** BEGIN GIVEN ENTRIES **

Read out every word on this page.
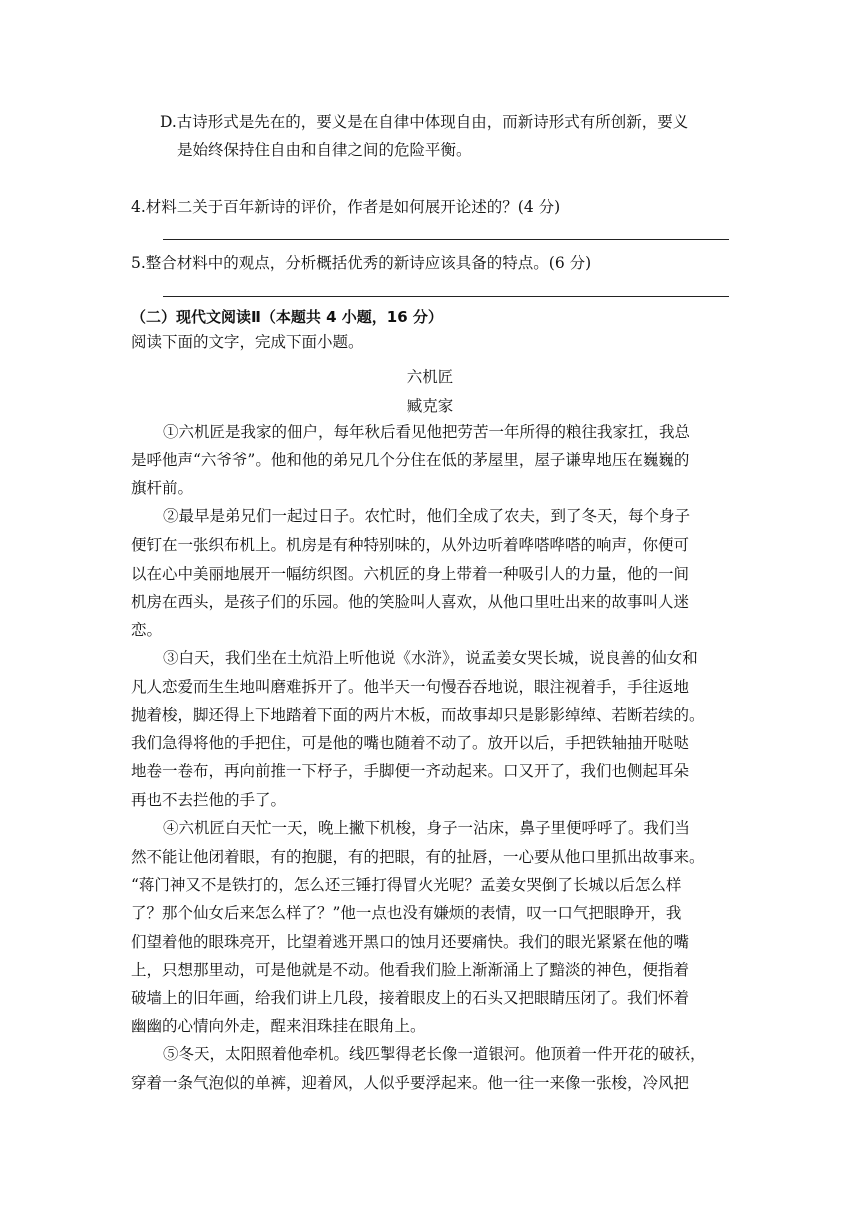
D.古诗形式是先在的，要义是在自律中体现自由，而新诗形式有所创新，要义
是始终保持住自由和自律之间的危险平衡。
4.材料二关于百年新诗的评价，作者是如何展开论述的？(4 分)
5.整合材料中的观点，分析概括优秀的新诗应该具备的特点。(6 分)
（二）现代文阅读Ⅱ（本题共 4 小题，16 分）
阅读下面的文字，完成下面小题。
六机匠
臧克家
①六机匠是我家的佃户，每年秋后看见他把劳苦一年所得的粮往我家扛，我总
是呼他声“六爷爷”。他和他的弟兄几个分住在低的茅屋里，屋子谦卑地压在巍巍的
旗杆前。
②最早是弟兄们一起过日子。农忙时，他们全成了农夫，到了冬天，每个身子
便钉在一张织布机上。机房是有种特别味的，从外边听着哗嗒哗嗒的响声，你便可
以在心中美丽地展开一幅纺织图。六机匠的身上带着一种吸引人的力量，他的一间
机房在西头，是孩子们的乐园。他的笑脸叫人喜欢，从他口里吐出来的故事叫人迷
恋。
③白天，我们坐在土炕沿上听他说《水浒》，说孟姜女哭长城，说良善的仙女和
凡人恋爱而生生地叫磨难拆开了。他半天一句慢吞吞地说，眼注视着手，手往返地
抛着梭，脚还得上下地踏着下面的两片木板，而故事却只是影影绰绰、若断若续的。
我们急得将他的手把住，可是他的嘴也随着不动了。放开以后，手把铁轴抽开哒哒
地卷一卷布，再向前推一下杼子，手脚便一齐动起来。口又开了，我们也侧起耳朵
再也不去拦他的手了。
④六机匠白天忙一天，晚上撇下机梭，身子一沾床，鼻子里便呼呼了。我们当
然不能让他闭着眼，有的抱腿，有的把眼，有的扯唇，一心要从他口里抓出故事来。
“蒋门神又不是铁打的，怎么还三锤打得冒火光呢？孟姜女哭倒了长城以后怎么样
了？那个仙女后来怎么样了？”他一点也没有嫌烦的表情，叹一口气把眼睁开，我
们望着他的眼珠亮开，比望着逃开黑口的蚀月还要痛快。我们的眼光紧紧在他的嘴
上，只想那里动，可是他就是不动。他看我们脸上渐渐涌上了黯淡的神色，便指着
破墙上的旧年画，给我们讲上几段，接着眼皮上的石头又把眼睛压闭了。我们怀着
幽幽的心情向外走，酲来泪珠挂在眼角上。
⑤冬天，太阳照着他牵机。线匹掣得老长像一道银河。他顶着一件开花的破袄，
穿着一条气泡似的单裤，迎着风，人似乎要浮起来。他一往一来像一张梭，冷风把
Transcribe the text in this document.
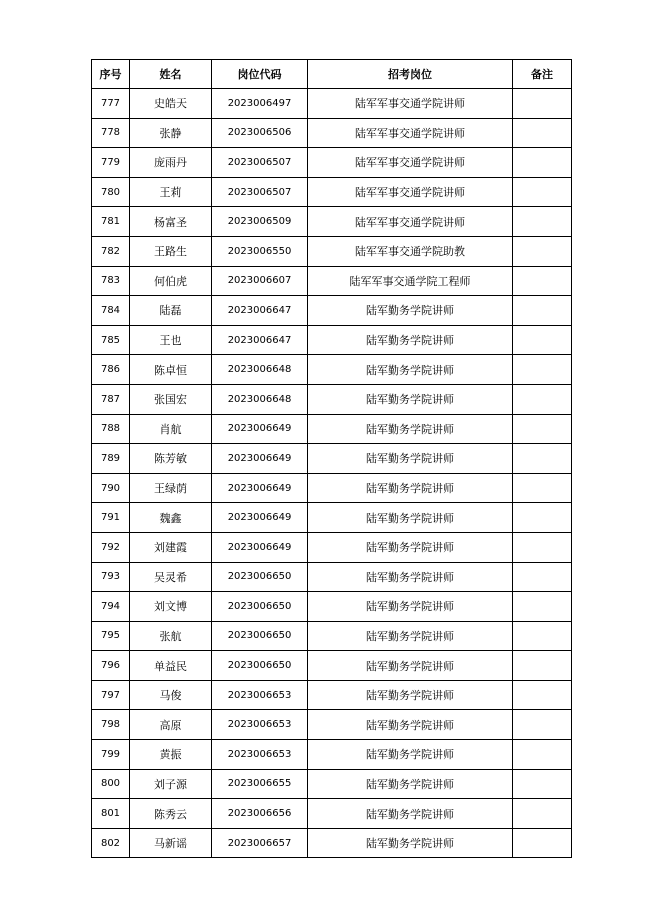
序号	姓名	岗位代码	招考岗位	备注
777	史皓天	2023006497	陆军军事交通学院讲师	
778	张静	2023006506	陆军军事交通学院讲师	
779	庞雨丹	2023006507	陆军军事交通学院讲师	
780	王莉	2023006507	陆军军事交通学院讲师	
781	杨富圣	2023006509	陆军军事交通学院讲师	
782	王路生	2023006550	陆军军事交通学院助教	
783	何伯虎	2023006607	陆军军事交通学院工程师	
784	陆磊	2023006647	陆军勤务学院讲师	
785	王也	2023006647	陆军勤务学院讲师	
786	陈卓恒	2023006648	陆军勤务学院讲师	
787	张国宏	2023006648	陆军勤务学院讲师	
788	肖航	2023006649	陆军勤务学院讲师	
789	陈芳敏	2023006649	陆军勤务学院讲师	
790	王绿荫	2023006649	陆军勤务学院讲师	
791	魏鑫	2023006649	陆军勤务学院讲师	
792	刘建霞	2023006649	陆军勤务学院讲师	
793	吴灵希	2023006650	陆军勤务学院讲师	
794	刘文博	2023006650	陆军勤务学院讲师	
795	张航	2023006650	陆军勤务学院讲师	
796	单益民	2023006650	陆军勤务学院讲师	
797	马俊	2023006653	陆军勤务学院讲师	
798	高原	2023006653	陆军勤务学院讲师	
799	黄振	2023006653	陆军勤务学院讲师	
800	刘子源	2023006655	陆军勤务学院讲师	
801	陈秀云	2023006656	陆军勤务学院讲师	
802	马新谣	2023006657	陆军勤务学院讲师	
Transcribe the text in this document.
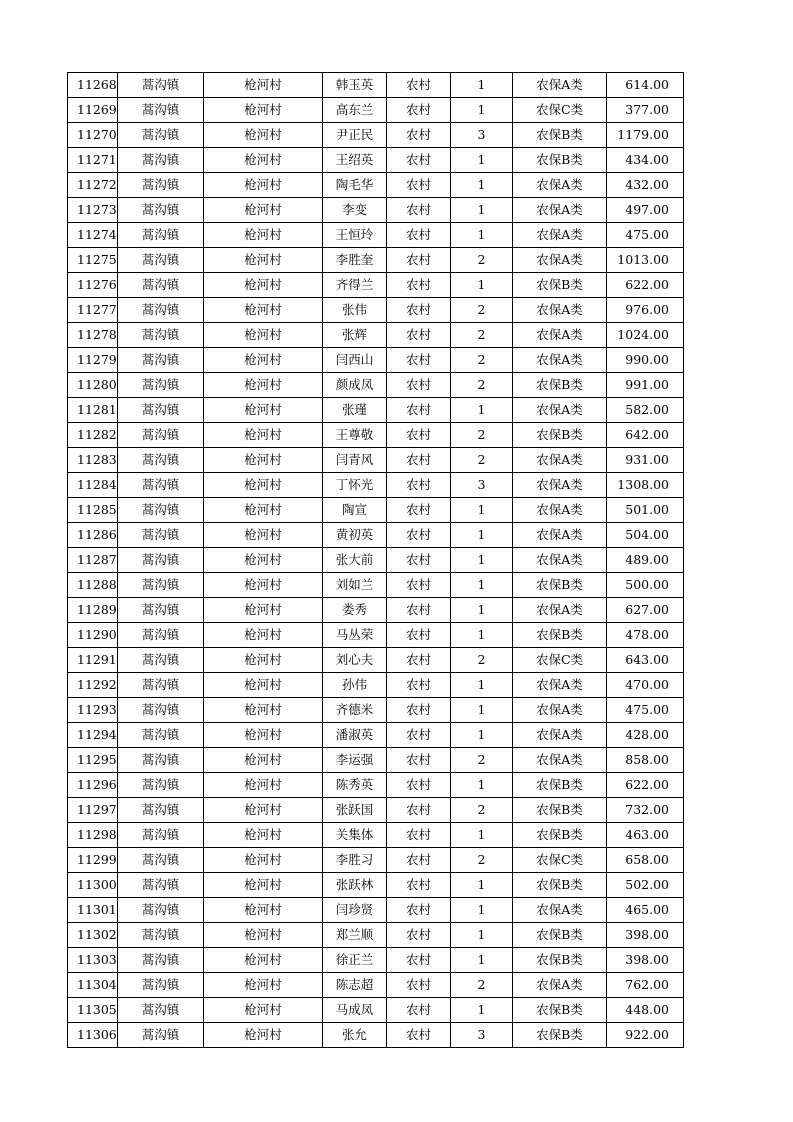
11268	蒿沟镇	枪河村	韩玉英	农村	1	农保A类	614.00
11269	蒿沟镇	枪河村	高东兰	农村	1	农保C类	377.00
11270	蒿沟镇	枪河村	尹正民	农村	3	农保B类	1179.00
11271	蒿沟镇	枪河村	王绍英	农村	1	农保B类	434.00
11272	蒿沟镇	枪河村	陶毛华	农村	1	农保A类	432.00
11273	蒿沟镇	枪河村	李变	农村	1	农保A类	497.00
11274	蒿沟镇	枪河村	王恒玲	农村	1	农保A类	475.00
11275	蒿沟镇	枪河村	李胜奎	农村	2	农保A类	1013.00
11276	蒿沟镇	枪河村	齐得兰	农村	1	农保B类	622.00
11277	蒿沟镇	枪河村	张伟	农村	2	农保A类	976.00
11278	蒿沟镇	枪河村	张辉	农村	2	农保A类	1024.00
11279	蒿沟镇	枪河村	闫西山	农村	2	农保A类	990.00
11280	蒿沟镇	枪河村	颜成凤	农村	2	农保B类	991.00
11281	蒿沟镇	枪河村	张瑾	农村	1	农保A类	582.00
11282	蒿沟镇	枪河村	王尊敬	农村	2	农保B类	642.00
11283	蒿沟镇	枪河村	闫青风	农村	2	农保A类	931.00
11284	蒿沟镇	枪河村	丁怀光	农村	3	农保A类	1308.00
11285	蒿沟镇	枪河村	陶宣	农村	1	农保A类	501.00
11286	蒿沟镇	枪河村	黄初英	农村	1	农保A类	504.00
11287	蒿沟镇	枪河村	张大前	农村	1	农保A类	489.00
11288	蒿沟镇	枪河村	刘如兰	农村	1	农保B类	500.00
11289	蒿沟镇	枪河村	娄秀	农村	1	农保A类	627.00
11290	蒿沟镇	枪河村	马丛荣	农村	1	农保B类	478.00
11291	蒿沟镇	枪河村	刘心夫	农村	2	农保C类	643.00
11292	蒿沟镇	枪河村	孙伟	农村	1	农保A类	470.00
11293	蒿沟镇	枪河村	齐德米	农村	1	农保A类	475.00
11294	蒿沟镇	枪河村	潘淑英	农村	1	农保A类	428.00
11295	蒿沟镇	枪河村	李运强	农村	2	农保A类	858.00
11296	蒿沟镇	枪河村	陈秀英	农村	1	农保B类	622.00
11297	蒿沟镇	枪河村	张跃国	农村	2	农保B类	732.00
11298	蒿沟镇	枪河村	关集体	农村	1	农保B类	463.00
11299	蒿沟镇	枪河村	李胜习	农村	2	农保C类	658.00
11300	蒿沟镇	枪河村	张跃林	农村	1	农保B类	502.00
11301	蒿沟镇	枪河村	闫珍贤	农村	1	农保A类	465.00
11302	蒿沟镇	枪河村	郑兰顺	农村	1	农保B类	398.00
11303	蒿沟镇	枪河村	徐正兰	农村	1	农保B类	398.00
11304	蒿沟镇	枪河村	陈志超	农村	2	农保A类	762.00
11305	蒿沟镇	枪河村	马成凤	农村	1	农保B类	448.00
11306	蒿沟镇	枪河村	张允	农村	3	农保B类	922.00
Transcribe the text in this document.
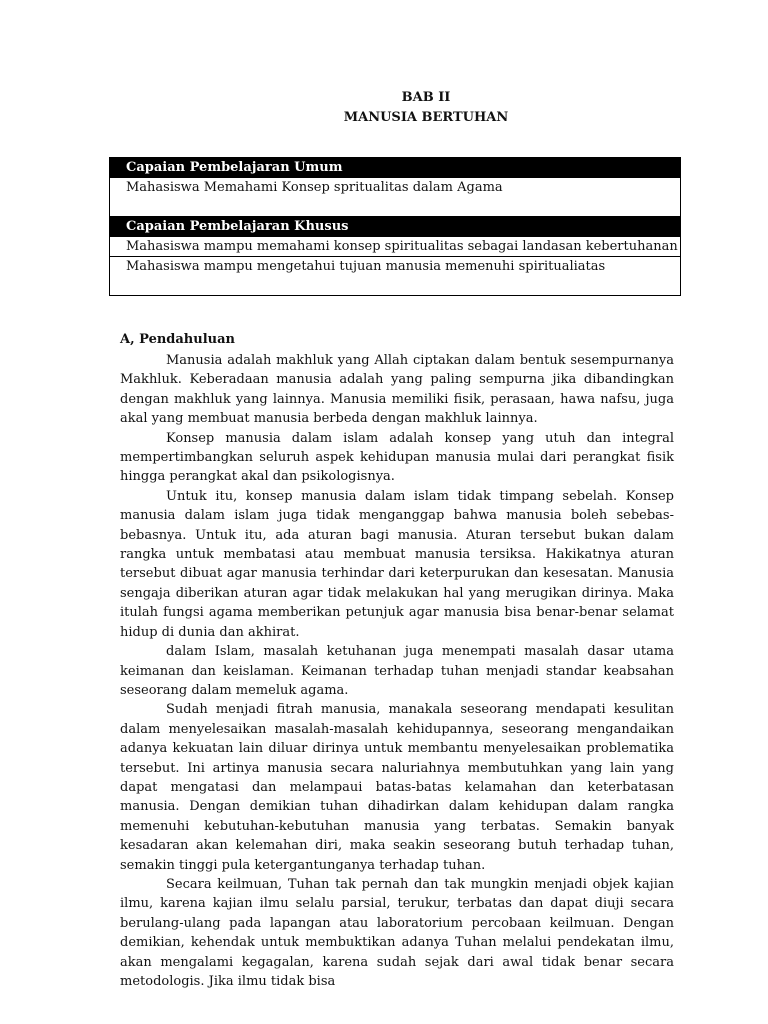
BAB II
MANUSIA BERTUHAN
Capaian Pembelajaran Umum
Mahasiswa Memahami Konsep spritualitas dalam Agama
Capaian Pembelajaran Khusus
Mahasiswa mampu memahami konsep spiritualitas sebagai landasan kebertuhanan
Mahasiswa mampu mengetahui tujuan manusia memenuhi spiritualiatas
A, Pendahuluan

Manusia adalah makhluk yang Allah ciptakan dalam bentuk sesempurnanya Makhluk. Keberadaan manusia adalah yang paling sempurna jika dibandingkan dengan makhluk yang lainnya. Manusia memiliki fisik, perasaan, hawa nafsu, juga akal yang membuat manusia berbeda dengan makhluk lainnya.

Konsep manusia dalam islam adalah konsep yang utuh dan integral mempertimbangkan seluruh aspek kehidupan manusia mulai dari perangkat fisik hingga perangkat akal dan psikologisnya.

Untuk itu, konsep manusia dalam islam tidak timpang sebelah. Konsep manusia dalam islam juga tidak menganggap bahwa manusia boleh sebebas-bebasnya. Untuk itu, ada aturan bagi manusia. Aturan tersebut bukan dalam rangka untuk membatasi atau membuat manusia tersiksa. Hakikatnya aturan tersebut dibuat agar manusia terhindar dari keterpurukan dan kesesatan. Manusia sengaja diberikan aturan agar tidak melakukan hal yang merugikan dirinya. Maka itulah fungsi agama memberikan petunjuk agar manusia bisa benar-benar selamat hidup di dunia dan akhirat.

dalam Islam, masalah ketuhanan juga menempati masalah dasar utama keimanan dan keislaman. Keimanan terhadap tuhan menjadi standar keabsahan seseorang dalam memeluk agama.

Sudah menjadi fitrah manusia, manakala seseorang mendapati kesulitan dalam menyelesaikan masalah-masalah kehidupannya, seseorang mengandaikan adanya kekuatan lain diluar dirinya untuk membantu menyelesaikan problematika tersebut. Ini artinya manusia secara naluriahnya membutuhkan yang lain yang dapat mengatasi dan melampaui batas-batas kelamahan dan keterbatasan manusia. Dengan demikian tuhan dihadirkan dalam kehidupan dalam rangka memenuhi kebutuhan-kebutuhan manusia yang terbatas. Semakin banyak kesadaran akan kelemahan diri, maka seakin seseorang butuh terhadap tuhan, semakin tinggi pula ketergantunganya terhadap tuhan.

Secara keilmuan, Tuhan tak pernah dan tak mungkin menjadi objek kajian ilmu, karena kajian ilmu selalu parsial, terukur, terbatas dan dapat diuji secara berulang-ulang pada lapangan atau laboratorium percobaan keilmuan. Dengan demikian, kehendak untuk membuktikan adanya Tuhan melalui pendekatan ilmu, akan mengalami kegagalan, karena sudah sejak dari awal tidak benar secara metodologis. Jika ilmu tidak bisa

** END GIVEN ENTRIES **

**WORK TO BE COMPLETED:** Return all lines with the word "Capaian" in them.

**SOLUTION TO THIS TASK:**
Capaian Pembelajaran Umum
Capaian Pembelajaran Khusus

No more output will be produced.